## [Documento fuente]
= = = =
He aquí cómo Marx describe
esta “guerra de todos contra todos” en la sociedad capitalista: «Cada hombre se
las ingenia para procurar una nueva necesidad a otro hombre, para constreñirlo
a un nuevo sacrificio, para reducirlo a una nueva dependencia... Cada uno trata
de crear sobre el otro una fuerza esencial extraña para lograr con esto la
satisfacción de la propia necesidad egoísta.
Con la masa de los objetos crece, entonces, la esfera de los seres
extraños a los cuales el hombre está sometido, y cada nuevo producto es un
nuevo potenciamiento del recíproco engaño y de los recíprocos
despojamientos. El hombre se hace mucho
más pobre como hombre, tiene mucha más necesidad del dinero para apoderarse del
ser hostil, y la potencia de su dinero está en proporción inversa a la masa de
la producción; en otras palabras, su miseria crece en la medida en que aumenta
la potencia del dinero».[21]
Pero la alienación no se
limita a la relación entre los hombres: ésta produce una escisión, una fractura
en el interior de hombre mismo, alterando incluso su estructura
perceptiva. «La propiedad privada nos ha
vuelto tan obtusos y unilaterales, que un objeto es considerado nuestro
solamente cuando lo tenemos y, por lo tanto, cuando existe para nosotros como
capital o es por nosotros poseído, comido, bebido, llevado sobre nuestro
cuerpo, habitado, etc., en síntesis, cuando es utilizado por nosotros... En lugar de todos los sentidos físicos y
espirituales, se ha instalado la simple alienación de todos estos sentidos, el
sentido de poseer».[22] «...los sentidos
del hombre social son distintos de los del hombre no social».[23]
Para Marx es posible
eliminar la alienación sólo suprimiendo su causa: la propiedad privada. Gracias a la negación de aquello que la había
negado, la sociabilidad natural del hombre vuelve a manifestarse en su
positividad y plenitud. Con una nueva inversión, el mundo invertido se
endereza. Se restablece la humanidad del
ser humano; se sana la escisión interna y se salva la fractura entre hombre y
sociedad, especie, naturaleza.
= = = =
## [Registros de datos]
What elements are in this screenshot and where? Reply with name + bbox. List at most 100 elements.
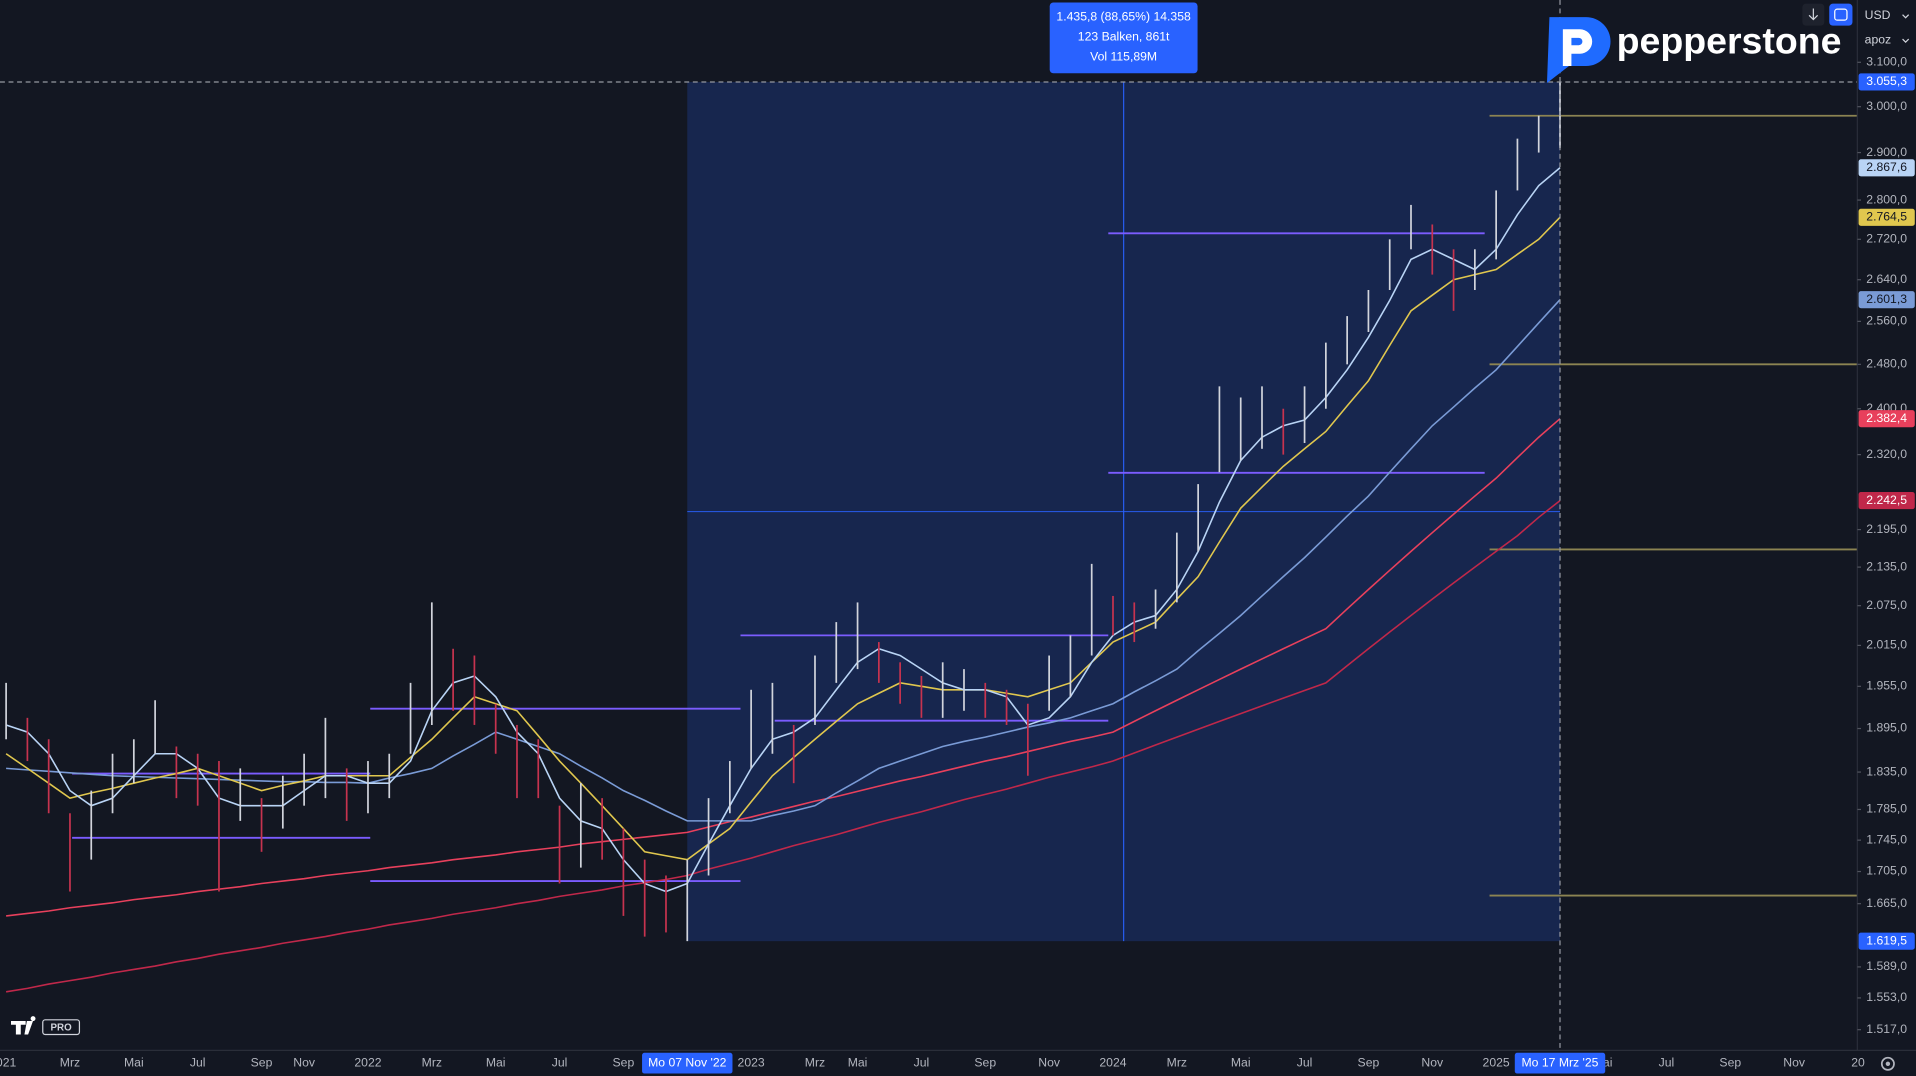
y-tick-label: 1.589,0 — [1866, 959, 1907, 973]
brand-name: pepperstone — [1617, 21, 1842, 62]
y-tick-label: 1.895,0 — [1866, 721, 1907, 735]
x-tick-label: Mai — [486, 1055, 506, 1069]
currency[interactable]: USD — [1865, 8, 1891, 22]
ma-line — [6, 418, 1561, 917]
price-tag-label: 3.055,3 — [1866, 74, 1907, 88]
y-tick-label: 1.835,0 — [1866, 764, 1907, 778]
x-tick-label: Mai — [848, 1055, 868, 1069]
x-tick-label: Mo 17 Mrz '25 — [1522, 1055, 1599, 1069]
x-tick-label: Nov — [1038, 1055, 1061, 1069]
price-tag-label: 2.867,6 — [1866, 160, 1907, 174]
x-tick-label: Sep — [613, 1055, 635, 1069]
y-tick-label: 2.720,0 — [1866, 232, 1907, 246]
x-tick-highlight — [642, 1052, 733, 1074]
price-tag — [1858, 159, 1915, 177]
x-tick-label: Jul — [1297, 1055, 1313, 1069]
x-tick-label: Sep — [974, 1055, 996, 1069]
y-tick-label: 1.517,0 — [1866, 1022, 1907, 1036]
price-tag — [1858, 73, 1915, 91]
price-tag — [1858, 410, 1915, 428]
ma-line — [5, 167, 1561, 893]
x-tick-label: Mrz — [422, 1055, 442, 1069]
y-tick-label: 2.320,0 — [1866, 447, 1907, 461]
y-tick-label: 1.955,0 — [1866, 679, 1907, 693]
y-tick-label: 2.135,0 — [1866, 559, 1907, 573]
x-tick-label: Mrz — [805, 1055, 825, 1069]
range-tooltip-text: 123 Balken, 861t — [1078, 29, 1170, 43]
x-tick-label: 2025 — [1483, 1055, 1510, 1069]
y-tick-label: 2.195,0 — [1866, 522, 1907, 536]
x-tick-label: 20 — [1851, 1055, 1865, 1069]
x-tick-label: Jul — [190, 1055, 206, 1069]
price-tag-label: 1.619,5 — [1866, 933, 1907, 947]
price-tag-label: 2.764,5 — [1866, 210, 1907, 224]
y-tick-label: 1.745,0 — [1866, 832, 1907, 846]
x-tick-label: Mai — [1231, 1055, 1251, 1069]
y-tick-label: 1.705,0 — [1866, 864, 1907, 878]
x-tick-label: Jul — [552, 1055, 568, 1069]
y-tick-label: 2.480,0 — [1866, 357, 1907, 371]
badge-text: PRO — [51, 1022, 73, 1033]
ma-line — [5, 499, 1561, 993]
y-tick-label: 2.800,0 — [1866, 192, 1907, 206]
range-tooltip-text: 1.435,8 (88,65%) 14.358 — [1056, 9, 1191, 23]
price-tag — [1858, 291, 1915, 309]
x-tick-label: Nov — [1421, 1055, 1444, 1069]
y-tick-label: 2.015,0 — [1866, 638, 1907, 652]
currency-chevron — [1902, 14, 1910, 19]
tv-logo — [10, 1016, 36, 1035]
y-tick-label: 1.553,0 — [1866, 990, 1907, 1004]
price-tag-label: 2.382,4 — [1866, 411, 1907, 425]
x-tick-label: Nov — [1783, 1055, 1806, 1069]
plot-area: 1.435,8 (88,65%) 14.358 123 Balken, 861t V… — [0, 0, 1858, 1051]
x-tick-label: Sep — [251, 1055, 273, 1069]
x-tick-label: Mrz — [60, 1055, 80, 1069]
x-tick-highlight — [1514, 1052, 1606, 1074]
sync-button[interactable] — [1829, 3, 1853, 26]
price-tag — [1858, 492, 1915, 510]
x-tick-label: Mo 07 Nov '22 — [648, 1055, 727, 1069]
y-tick-label: 2.640,0 — [1866, 272, 1907, 286]
menu[interactable]: apoz — [1865, 33, 1891, 47]
price-tag-label: 2.242,5 — [1866, 493, 1907, 507]
x-tick-label: Jul — [1659, 1055, 1675, 1069]
ma-line — [5, 216, 1561, 861]
download-icon — [1808, 8, 1819, 21]
x-tick-label: Sep — [1719, 1055, 1741, 1069]
price-tag — [1858, 208, 1915, 226]
y-tick-label: 2.075,0 — [1866, 598, 1907, 612]
sync-icon — [1834, 8, 1848, 21]
x-tick-label: 2023 — [738, 1055, 765, 1069]
tv-badge: PRO — [10, 1016, 81, 1036]
x-tick-label: Nov — [293, 1055, 316, 1069]
y-tick-label: 3.100,0 — [1866, 55, 1907, 69]
x-tick-label: 2022 — [354, 1055, 381, 1069]
range-tooltip — [1049, 2, 1198, 74]
ma-line — [6, 299, 1561, 822]
x-tick-label: Jul — [914, 1055, 930, 1069]
price-tag — [1858, 932, 1915, 950]
y-tick-label: 2.900,0 — [1866, 145, 1907, 159]
brand-logo: pepperstone — [1546, 17, 1842, 84]
axes: 3.100,0 3.000,0 2.900,0 2.800,0 2.720,0 2.640… — [0, 55, 1915, 1074]
settings-icon — [1885, 1061, 1891, 1066]
settings-button[interactable] — [1880, 1056, 1895, 1071]
x-tick-label: 021 — [0, 1055, 16, 1069]
x-tick-label: 2024 — [1099, 1055, 1126, 1069]
y-tick-label: 1.665,0 — [1866, 896, 1907, 910]
badge-box — [42, 1019, 81, 1036]
x-tick-label: Sep — [1358, 1055, 1380, 1069]
y-tick-label: 3.000,0 — [1866, 99, 1907, 113]
y-tick-label: 2.560,0 — [1866, 314, 1907, 328]
price-tag-label: 2.601,3 — [1866, 292, 1907, 306]
logo-mark — [1562, 29, 1593, 66]
y-tick-label: 1.785,0 — [1866, 802, 1907, 816]
menu-chevron — [1902, 38, 1910, 43]
range-tooltip-text: Vol 115,89M — [1090, 50, 1157, 64]
x-tick-label: Mrz — [1167, 1055, 1187, 1069]
x-tick-label: Mai — [124, 1055, 144, 1069]
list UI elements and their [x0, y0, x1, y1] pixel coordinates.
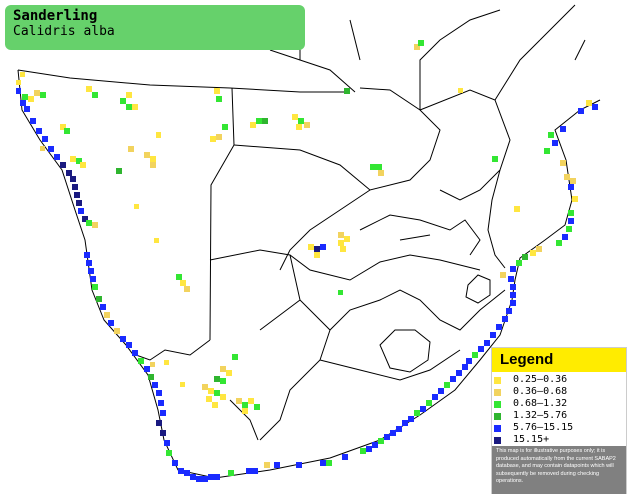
= = = =
## [Tus tareas]
A. En el texto sobre Marx y la alienación, resume en forma de lista el párrafo que comienza con "Para Marx es posible eliminar la alienación", conservando sus ideas principales.
B. Copia sin cambios, de los registros, el tramo que abre con la línea que contiene "y-tick-label: 1.589,0 —" y cierra con la que contiene "ma-line — [6, 418, 1561, 917]", ambas incluidas.

## [Respuestas por tarea]
A.
- Para Marx, la alienación solo puede eliminarse suprimiendo su causa, la propiedad privada.
- Al negar aquello que la había negado, la sociabilidad natural del hombre vuelve a manifestarse en su positividad y plenitud.
- Con una nueva inversión, el mundo invertido se endereza.
- Se restablece la humanidad del ser humano, se sana la escisión interna y se salva la fractura entre el hombre y la sociedad, la especie y la naturaleza.

B.
y-tick-label: 1.589,0 — [1866, 959, 1907, 973]
brand-name: pepperstone — [1617, 21, 1842, 62]
y-tick-label: 1.895,0 — [1866, 721, 1907, 735]
x-tick-label: Mai — [486, 1055, 506, 1069]
currency[interactable]: USD — [1865, 8, 1891, 22]
ma-line — [6, 418, 1561, 917]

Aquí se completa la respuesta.